» **Records for processing**:
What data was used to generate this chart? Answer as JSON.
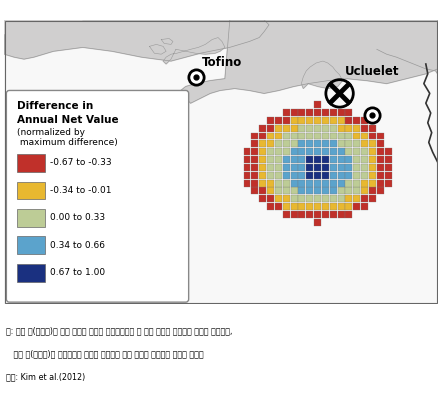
{
  "tofino_label": "Tofino",
  "ucluelet_label": "Ucluelet",
  "legend_title_line1": "Difference in",
  "legend_title_line2": "Annual Net Value",
  "legend_title_line3": "(normalized by",
  "legend_title_line4": " maximum difference)",
  "legend_entries": [
    {
      "label": "-0.67 to -0.33",
      "color": "#C0302A"
    },
    {
      "label": "-0.34 to -0.01",
      "color": "#E8B830"
    },
    {
      "label": "0.00 to 0.33",
      "color": "#BDCC96"
    },
    {
      "label": "0.34 to 0.66",
      "color": "#5BA3CC"
    },
    {
      "label": "0.67 to 1.00",
      "color": "#1A3080"
    }
  ],
  "footnote_line1": "주: 양의 값(푸른색)은 해양 에너지 단지가 어로활동보다 더 많은 이익을 창출하는 지역을 나타내고,",
  "footnote_line2": "   음의 값(붉은색)은 어업활동이 에너지 생산보다 많은 이익을 생산하는 지역을 나타냄",
  "footnote_line3": "자료: Kim et al.(2012)",
  "colors": {
    "red": "#C0302A",
    "yellow": "#E8B830",
    "green": "#BDCC96",
    "blue": "#5BA3CC",
    "navy": "#1A3080"
  }
}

» **Goal of the exercise**: Without the pictures, copy the material exactly as given.

» **Answer to this problem**:
What data was used to generate this chart? Answer as JSON.
{
  "tofino_label": "Tofino",
  "ucluelet_label": "Ucluelet",
  "legend_title_line1": "Difference in",
  "legend_title_line2": "Annual Net Value",
  "legend_title_line3": "(normalized by",
  "legend_title_line4": " maximum difference)",
  "legend_entries": [
    {
      "label": "-0.67 to -0.33",
      "color": "#C0302A"
    },
    {
      "label": "-0.34 to -0.01",
      "color": "#E8B830"
    },
    {
      "label": "0.00 to 0.33",
      "color": "#BDCC96"
    },
    {
      "label": "0.34 to 0.66",
      "color": "#5BA3CC"
    },
    {
      "label": "0.67 to 1.00",
      "color": "#1A3080"
    }
  ],
  "footnote_line1": "주: 양의 값(푸른색)은 해양 에너지 단지가 어로활동보다 더 많은 이익을 창출하는 지역을 나타내고,",
  "footnote_line2": "   음의 값(붉은색)은 어업활동이 에너지 생산보다 많은 이익을 생산하는 지역을 나타냄",
  "footnote_line3": "자료: Kim et al.(2012)",
  "colors": {
    "red": "#C0302A",
    "yellow": "#E8B830",
    "green": "#BDCC96",
    "blue": "#5BA3CC",
    "navy": "#1A3080"
  }
}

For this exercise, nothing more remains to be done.